### Actions to take
1. Answer these questions from the Mosul patrol passage:
(a) How much did the paper pay for each story?
(b) How old is Sgt. Tracy Toliver?
(c) On what date did the late night patrol take place?
2. Return the stretch of the Mosul patrol passage from "Between February 2005" through "my writing career.", copied word for word.

### Document passage
Between February 2005 and March 2006, I traveled to Iraq several times for The Village Voice—the New York City alternative newspaper that folded in 2017 and now reappears only sporadically. I wrote 16 stories for The Village Voice. The paper paid me $1,000 for each, essentially launching my writing career.
This story The Village Voice appeared in April 2005. It’s about what was, at the time, the worst city in Iraq—Mosul. A future battlefield in the next war. The war with Islamic State.
“It’s a fox.”
Sgt. Tracy Toliver, 33, is gazing through the infrared sights of his Stryker armored vehicle at something creeping along the desert nearly a mile away in the dead of night. From this distance, in these conditions, with this equipment, all he can make out is a pair of glowing green eyes and four little legs.
He scowls. “No, it’s a ferret. It’s a ferret!”
It isn’t a ferret. Nor does it matter. At this point -- a couple of hours into a late night patrol on the sandy outskirts of Mosul, Iraq, on March 25, 2005—the American and Iraqi soldiers of 2nd Lt. Tom Burns’ four-vehicle patrol from the Ft. Lewis-based 25th Infantry Division, deployed near the town of Qayyarah, are really just killing time.

### Records from a collection
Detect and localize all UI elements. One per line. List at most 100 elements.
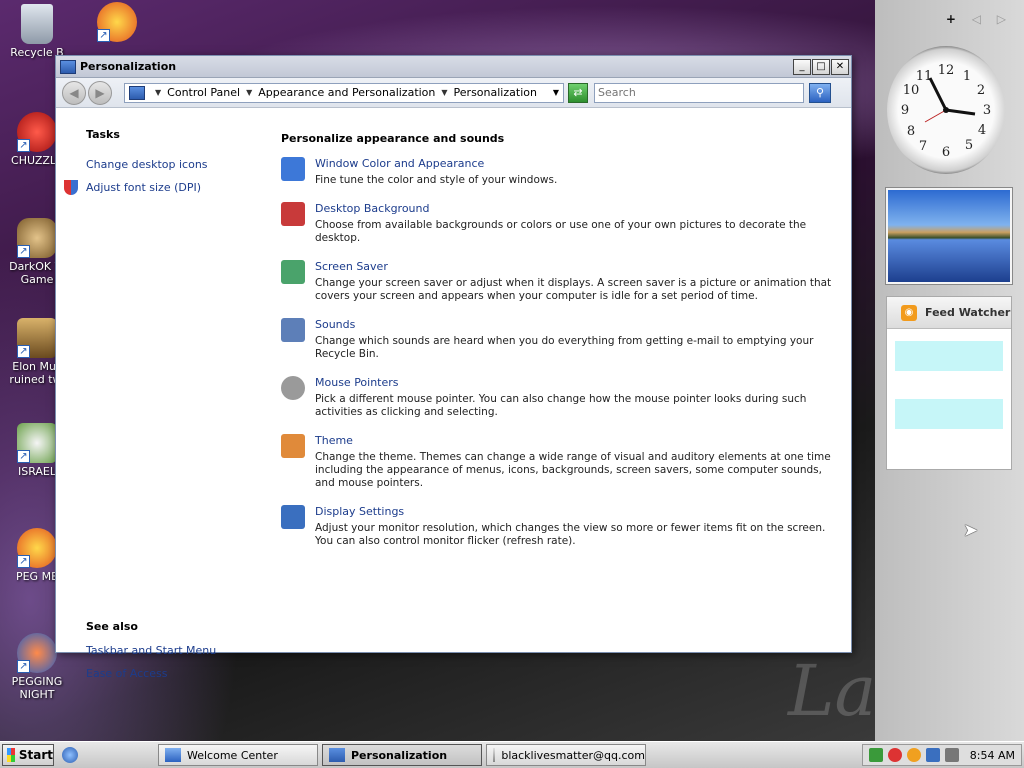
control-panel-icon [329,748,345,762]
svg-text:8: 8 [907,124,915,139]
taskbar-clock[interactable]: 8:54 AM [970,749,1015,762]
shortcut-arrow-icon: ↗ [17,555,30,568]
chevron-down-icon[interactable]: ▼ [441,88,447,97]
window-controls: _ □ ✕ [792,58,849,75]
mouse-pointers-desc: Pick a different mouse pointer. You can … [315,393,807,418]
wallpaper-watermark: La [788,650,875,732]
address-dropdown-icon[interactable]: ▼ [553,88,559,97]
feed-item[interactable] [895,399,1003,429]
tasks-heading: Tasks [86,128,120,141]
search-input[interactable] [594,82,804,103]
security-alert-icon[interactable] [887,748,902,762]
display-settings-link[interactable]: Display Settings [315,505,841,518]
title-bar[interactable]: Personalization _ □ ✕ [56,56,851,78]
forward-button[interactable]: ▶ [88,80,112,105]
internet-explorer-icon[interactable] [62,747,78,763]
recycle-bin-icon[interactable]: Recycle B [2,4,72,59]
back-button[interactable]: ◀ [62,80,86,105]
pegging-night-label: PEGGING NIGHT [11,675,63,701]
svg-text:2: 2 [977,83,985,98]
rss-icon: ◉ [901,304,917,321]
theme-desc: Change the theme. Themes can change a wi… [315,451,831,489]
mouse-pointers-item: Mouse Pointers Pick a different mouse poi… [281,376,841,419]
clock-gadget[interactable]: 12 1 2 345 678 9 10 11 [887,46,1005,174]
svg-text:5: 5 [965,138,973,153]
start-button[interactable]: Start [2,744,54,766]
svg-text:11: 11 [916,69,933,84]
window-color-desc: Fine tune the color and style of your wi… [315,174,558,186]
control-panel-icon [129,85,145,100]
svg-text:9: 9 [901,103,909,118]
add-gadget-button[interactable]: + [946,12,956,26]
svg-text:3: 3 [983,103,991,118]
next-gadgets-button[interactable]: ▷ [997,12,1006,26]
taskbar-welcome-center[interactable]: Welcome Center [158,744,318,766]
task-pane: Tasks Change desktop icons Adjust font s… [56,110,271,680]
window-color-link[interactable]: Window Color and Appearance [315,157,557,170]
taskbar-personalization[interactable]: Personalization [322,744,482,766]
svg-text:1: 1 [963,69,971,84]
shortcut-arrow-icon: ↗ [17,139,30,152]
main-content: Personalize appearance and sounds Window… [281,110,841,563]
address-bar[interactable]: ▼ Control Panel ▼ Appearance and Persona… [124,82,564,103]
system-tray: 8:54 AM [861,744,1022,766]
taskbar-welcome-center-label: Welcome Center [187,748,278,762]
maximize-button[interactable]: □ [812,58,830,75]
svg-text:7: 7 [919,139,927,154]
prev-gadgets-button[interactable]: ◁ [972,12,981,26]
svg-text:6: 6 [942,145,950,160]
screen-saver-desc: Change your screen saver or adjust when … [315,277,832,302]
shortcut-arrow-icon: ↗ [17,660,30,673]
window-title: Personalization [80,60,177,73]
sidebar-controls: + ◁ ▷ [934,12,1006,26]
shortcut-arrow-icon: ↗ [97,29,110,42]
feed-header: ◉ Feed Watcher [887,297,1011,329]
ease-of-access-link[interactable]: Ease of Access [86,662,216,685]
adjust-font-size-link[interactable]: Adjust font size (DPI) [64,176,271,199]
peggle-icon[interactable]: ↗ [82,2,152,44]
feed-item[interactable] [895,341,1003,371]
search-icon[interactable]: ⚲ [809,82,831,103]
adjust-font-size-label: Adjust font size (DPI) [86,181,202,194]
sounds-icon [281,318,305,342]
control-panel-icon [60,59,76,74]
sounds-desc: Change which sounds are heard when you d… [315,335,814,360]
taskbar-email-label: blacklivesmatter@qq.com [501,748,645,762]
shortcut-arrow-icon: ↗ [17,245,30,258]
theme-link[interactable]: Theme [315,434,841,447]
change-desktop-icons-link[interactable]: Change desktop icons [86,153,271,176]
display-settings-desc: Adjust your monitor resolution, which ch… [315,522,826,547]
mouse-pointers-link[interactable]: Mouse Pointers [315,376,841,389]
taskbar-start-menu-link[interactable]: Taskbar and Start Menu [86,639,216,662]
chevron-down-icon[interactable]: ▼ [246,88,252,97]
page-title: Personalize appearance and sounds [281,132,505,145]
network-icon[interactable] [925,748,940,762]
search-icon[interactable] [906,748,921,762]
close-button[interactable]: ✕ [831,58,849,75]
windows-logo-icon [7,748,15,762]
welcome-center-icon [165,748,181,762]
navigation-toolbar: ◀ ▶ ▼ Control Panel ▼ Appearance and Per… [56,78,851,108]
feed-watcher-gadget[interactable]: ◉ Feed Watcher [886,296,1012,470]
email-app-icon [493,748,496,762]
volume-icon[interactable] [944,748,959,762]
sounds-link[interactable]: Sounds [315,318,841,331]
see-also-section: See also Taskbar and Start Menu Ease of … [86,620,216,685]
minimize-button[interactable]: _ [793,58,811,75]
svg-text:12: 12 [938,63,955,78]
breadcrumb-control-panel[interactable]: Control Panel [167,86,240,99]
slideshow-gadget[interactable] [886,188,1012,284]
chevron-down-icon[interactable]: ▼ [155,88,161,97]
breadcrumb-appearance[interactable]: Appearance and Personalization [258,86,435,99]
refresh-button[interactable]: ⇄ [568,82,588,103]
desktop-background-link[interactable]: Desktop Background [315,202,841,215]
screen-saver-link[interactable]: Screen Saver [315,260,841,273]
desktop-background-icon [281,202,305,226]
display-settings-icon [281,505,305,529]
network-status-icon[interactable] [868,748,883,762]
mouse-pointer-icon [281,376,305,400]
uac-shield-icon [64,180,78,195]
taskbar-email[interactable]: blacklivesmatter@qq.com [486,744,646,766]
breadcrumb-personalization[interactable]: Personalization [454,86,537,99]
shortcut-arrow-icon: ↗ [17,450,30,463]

### Expected outputs
1.
(a) $1,000
(b) 33
(c) March 25, 2005

2.
Between February 2005 and March 2006, I traveled to Iraq several times for The Village Voice—the New York City alternative newspaper that folded in 2017 and now reappears only sporadically. I wrote 16 stories for The Village Voice. The paper paid me $1,000 for each, essentially launching my writing career.